BRIEF:
Return all of the data exactly as written, without the pictures.

MATERIAL FOR THIS EXERCISE:
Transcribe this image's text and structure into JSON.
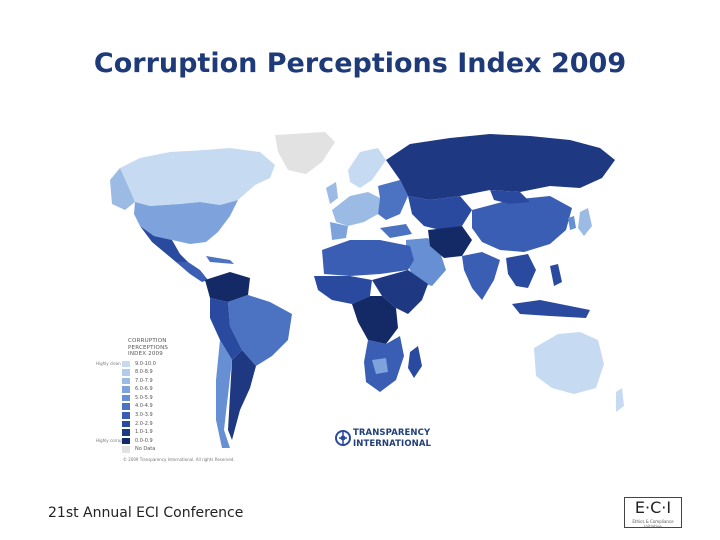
{
  "title": "Corruption Perceptions Index 2009",
  "footer": "21st Annual ECI Conference",
  "legend": {
    "title_lines": [
      "CORRUPTION",
      "PERCEPTIONS",
      "INDEX 2009"
    ],
    "end_high": "Highly clean",
    "end_low": "Highly corrupt",
    "items": [
      {
        "label": "9.0-10.0",
        "color": "#c6dbf1"
      },
      {
        "label": "8.0-8.9",
        "color": "#b3cbea"
      },
      {
        "label": "7.0-7.9",
        "color": "#9bbbe4"
      },
      {
        "label": "6.0-6.9",
        "color": "#7ea3dc"
      },
      {
        "label": "5.0-5.9",
        "color": "#6690d3"
      },
      {
        "label": "4.0-4.9",
        "color": "#4b73c2"
      },
      {
        "label": "3.0-3.9",
        "color": "#3a5eb3"
      },
      {
        "label": "2.0-2.9",
        "color": "#2a4aa0"
      },
      {
        "label": "1.0-1.9",
        "color": "#1e3882"
      },
      {
        "label": "0.0-0.9",
        "color": "#142a66"
      },
      {
        "label": "No Data",
        "color": "#e2e2e2"
      }
    ]
  },
  "copyright": "© 2009 Transparency International. All rights Reserved.",
  "ti_logo": {
    "line1": "TRANSPARENCY",
    "line2": "INTERNATIONAL"
  },
  "eci_logo": {
    "main": "E·C·I",
    "sub": "Ethics & Compliance Initiative"
  },
  "colors": {
    "title": "#1f3a78",
    "nodata": "#e2e2e2"
  }
}
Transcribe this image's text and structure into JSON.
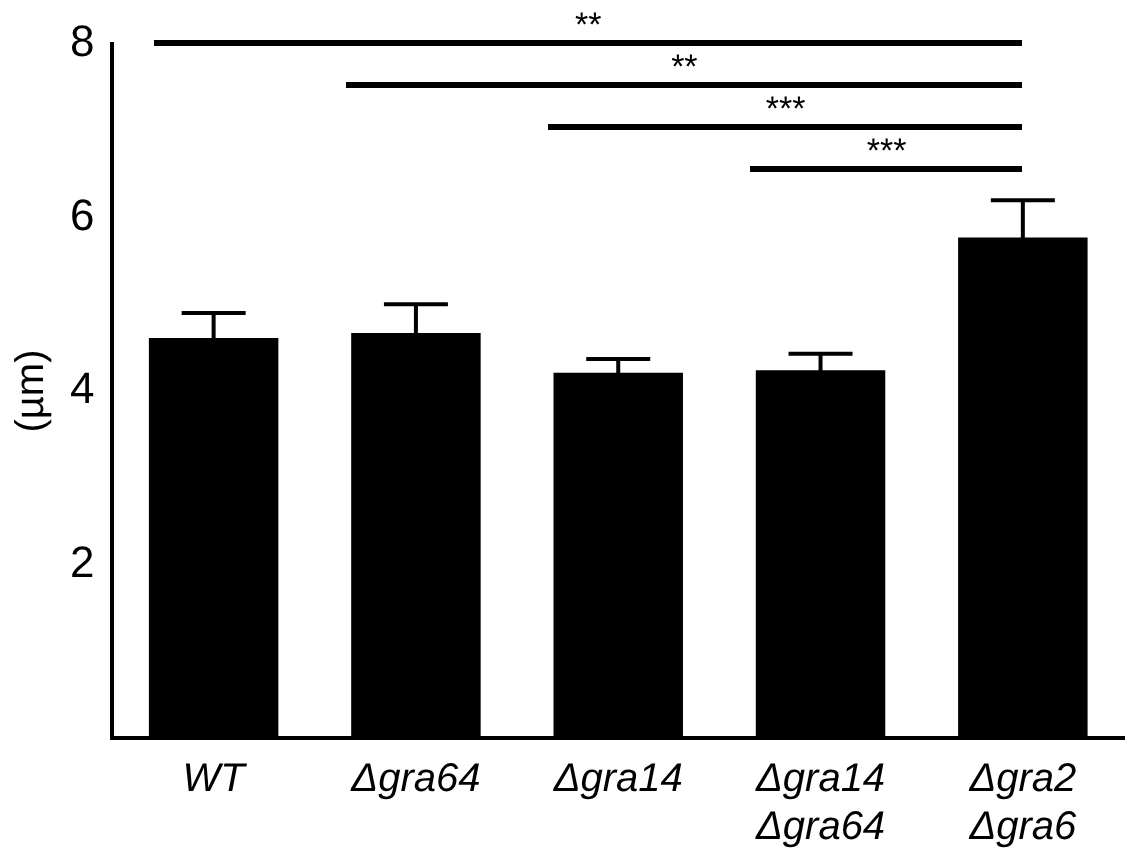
{
  "chart_data": {
    "type": "bar",
    "ylabel": "(µm)",
    "categories": [
      "WT",
      "Δgra64",
      "Δgra14",
      "Δgra14 Δgra64",
      "Δgra2 Δgra6"
    ],
    "values": [
      4.61,
      4.67,
      4.21,
      4.24,
      5.77
    ],
    "errors": [
      0.29,
      0.33,
      0.16,
      0.19,
      0.43
    ],
    "color": "#000000",
    "ylim": [
      0,
      8
    ],
    "yticks": [
      2,
      4,
      6,
      8
    ],
    "grid": false,
    "legend": false,
    "annotations": [
      "**",
      "**",
      "***",
      "***"
    ]
  }
}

OUTPUT OF THE TASK:
Transcribe this image's text and structure into JSON.
{
  "title": "Corruption Perceptions Index 2009",
  "footer": "21st Annual ECI Conference",
  "legend": {
    "title_lines": [
      "CORRUPTION",
      "PERCEPTIONS",
      "INDEX 2009"
    ],
    "end_high": "Highly clean",
    "end_low": "Highly corrupt",
    "items": [
      {
        "label": "9.0-10.0",
        "color": "#c6dbf1"
      },
      {
        "label": "8.0-8.9",
        "color": "#b3cbea"
      },
      {
        "label": "7.0-7.9",
        "color": "#9bbbe4"
      },
      {
        "label": "6.0-6.9",
        "color": "#7ea3dc"
      },
      {
        "label": "5.0-5.9",
        "color": "#6690d3"
      },
      {
        "label": "4.0-4.9",
        "color": "#4b73c2"
      },
      {
        "label": "3.0-3.9",
        "color": "#3a5eb3"
      },
      {
        "label": "2.0-2.9",
        "color": "#2a4aa0"
      },
      {
        "label": "1.0-1.9",
        "color": "#1e3882"
      },
      {
        "label": "0.0-0.9",
        "color": "#142a66"
      },
      {
        "label": "No Data",
        "color": "#e2e2e2"
      }
    ]
  },
  "copyright": "© 2009 Transparency International. All rights Reserved.",
  "ti_logo": {
    "line1": "TRANSPARENCY",
    "line2": "INTERNATIONAL"
  },
  "eci_logo": {
    "main": "E·C·I",
    "sub": "Ethics & Compliance Initiative"
  },
  "colors": {
    "title": "#1f3a78",
    "nodata": "#e2e2e2"
  }
}
Transcribe this image's text and structure into JSON.
{
  "chart_data": {
    "type": "bar",
    "ylabel": "(µm)",
    "categories": [
      "WT",
      "Δgra64",
      "Δgra14",
      "Δgra14 Δgra64",
      "Δgra2 Δgra6"
    ],
    "values": [
      4.61,
      4.67,
      4.21,
      4.24,
      5.77
    ],
    "errors": [
      0.29,
      0.33,
      0.16,
      0.19,
      0.43
    ],
    "color": "#000000",
    "ylim": [
      0,
      8
    ],
    "yticks": [
      2,
      4,
      6,
      8
    ],
    "grid": false,
    "legend": false,
    "annotations": [
      "**",
      "**",
      "***",
      "***"
    ]
  }
}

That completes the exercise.